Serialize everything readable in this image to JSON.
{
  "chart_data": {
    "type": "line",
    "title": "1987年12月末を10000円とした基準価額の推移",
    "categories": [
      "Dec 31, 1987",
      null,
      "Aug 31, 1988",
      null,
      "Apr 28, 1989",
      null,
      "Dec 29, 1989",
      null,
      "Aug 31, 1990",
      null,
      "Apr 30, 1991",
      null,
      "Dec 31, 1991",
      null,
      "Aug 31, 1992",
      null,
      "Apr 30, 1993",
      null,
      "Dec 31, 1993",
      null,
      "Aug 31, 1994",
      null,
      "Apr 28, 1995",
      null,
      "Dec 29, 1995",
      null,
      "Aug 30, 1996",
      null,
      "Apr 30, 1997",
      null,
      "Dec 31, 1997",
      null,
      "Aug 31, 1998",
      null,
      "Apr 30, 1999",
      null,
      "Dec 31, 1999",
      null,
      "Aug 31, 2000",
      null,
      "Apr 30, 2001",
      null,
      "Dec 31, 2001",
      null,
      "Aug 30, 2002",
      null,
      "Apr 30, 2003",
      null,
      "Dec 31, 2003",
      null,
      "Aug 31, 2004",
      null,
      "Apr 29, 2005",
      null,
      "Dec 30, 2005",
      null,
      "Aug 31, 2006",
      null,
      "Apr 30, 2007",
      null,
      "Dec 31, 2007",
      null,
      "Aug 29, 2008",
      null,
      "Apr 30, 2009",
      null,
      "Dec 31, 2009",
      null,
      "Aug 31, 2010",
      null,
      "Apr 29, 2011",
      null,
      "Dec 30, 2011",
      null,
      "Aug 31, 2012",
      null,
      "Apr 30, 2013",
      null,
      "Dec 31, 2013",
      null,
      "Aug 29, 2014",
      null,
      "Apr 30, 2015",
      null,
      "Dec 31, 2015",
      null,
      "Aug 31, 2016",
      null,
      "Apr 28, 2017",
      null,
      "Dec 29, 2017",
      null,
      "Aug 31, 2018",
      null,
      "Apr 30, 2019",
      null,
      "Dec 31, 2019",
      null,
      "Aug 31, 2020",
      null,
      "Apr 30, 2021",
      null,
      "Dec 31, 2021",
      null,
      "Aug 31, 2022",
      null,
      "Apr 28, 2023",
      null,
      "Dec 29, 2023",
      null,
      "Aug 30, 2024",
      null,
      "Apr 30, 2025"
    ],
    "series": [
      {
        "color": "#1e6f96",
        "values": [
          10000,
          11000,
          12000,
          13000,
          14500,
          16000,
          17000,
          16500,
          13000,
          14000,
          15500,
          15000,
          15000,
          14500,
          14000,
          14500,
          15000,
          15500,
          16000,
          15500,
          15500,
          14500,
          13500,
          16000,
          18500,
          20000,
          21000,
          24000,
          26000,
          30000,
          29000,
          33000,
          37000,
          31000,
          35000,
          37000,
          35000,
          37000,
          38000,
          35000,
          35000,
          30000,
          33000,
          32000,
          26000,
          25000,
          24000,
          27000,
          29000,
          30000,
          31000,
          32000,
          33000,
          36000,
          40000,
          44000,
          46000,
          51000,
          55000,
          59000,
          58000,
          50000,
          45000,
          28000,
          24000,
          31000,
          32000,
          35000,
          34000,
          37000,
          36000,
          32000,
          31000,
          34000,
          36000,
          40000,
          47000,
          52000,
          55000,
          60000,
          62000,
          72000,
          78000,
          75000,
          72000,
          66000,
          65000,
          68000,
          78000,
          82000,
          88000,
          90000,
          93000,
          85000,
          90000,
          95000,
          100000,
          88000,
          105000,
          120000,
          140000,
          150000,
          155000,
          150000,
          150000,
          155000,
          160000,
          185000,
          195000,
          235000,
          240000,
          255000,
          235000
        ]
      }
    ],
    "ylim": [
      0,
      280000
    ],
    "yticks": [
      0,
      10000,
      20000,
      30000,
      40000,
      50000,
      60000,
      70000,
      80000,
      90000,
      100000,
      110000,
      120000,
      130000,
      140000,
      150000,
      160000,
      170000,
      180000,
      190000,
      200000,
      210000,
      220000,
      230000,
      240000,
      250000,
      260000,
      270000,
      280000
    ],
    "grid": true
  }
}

------------------------

Task brief: Write down the full listing again, exactly.

Result below:
Serialize everything readable in this image to JSON.
{
  "chart_data": {
    "type": "line",
    "title": "1987年12月末を10000円とした基準価額の推移",
    "categories": [
      "Dec 31, 1987",
      null,
      "Aug 31, 1988",
      null,
      "Apr 28, 1989",
      null,
      "Dec 29, 1989",
      null,
      "Aug 31, 1990",
      null,
      "Apr 30, 1991",
      null,
      "Dec 31, 1991",
      null,
      "Aug 31, 1992",
      null,
      "Apr 30, 1993",
      null,
      "Dec 31, 1993",
      null,
      "Aug 31, 1994",
      null,
      "Apr 28, 1995",
      null,
      "Dec 29, 1995",
      null,
      "Aug 30, 1996",
      null,
      "Apr 30, 1997",
      null,
      "Dec 31, 1997",
      null,
      "Aug 31, 1998",
      null,
      "Apr 30, 1999",
      null,
      "Dec 31, 1999",
      null,
      "Aug 31, 2000",
      null,
      "Apr 30, 2001",
      null,
      "Dec 31, 2001",
      null,
      "Aug 30, 2002",
      null,
      "Apr 30, 2003",
      null,
      "Dec 31, 2003",
      null,
      "Aug 31, 2004",
      null,
      "Apr 29, 2005",
      null,
      "Dec 30, 2005",
      null,
      "Aug 31, 2006",
      null,
      "Apr 30, 2007",
      null,
      "Dec 31, 2007",
      null,
      "Aug 29, 2008",
      null,
      "Apr 30, 2009",
      null,
      "Dec 31, 2009",
      null,
      "Aug 31, 2010",
      null,
      "Apr 29, 2011",
      null,
      "Dec 30, 2011",
      null,
      "Aug 31, 2012",
      null,
      "Apr 30, 2013",
      null,
      "Dec 31, 2013",
      null,
      "Aug 29, 2014",
      null,
      "Apr 30, 2015",
      null,
      "Dec 31, 2015",
      null,
      "Aug 31, 2016",
      null,
      "Apr 28, 2017",
      null,
      "Dec 29, 2017",
      null,
      "Aug 31, 2018",
      null,
      "Apr 30, 2019",
      null,
      "Dec 31, 2019",
      null,
      "Aug 31, 2020",
      null,
      "Apr 30, 2021",
      null,
      "Dec 31, 2021",
      null,
      "Aug 31, 2022",
      null,
      "Apr 28, 2023",
      null,
      "Dec 29, 2023",
      null,
      "Aug 30, 2024",
      null,
      "Apr 30, 2025"
    ],
    "series": [
      {
        "color": "#1e6f96",
        "values": [
          10000,
          11000,
          12000,
          13000,
          14500,
          16000,
          17000,
          16500,
          13000,
          14000,
          15500,
          15000,
          15000,
          14500,
          14000,
          14500,
          15000,
          15500,
          16000,
          15500,
          15500,
          14500,
          13500,
          16000,
          18500,
          20000,
          21000,
          24000,
          26000,
          30000,
          29000,
          33000,
          37000,
          31000,
          35000,
          37000,
          35000,
          37000,
          38000,
          35000,
          35000,
          30000,
          33000,
          32000,
          26000,
          25000,
          24000,
          27000,
          29000,
          30000,
          31000,
          32000,
          33000,
          36000,
          40000,
          44000,
          46000,
          51000,
          55000,
          59000,
          58000,
          50000,
          45000,
          28000,
          24000,
          31000,
          32000,
          35000,
          34000,
          37000,
          36000,
          32000,
          31000,
          34000,
          36000,
          40000,
          47000,
          52000,
          55000,
          60000,
          62000,
          72000,
          78000,
          75000,
          72000,
          66000,
          65000,
          68000,
          78000,
          82000,
          88000,
          90000,
          93000,
          85000,
          90000,
          95000,
          100000,
          88000,
          105000,
          120000,
          140000,
          150000,
          155000,
          150000,
          150000,
          155000,
          160000,
          185000,
          195000,
          235000,
          240000,
          255000,
          235000
        ]
      }
    ],
    "ylim": [
      0,
      280000
    ],
    "yticks": [
      0,
      10000,
      20000,
      30000,
      40000,
      50000,
      60000,
      70000,
      80000,
      90000,
      100000,
      110000,
      120000,
      130000,
      140000,
      150000,
      160000,
      170000,
      180000,
      190000,
      200000,
      210000,
      220000,
      230000,
      240000,
      250000,
      260000,
      270000,
      280000
    ],
    "grid": true
  }
}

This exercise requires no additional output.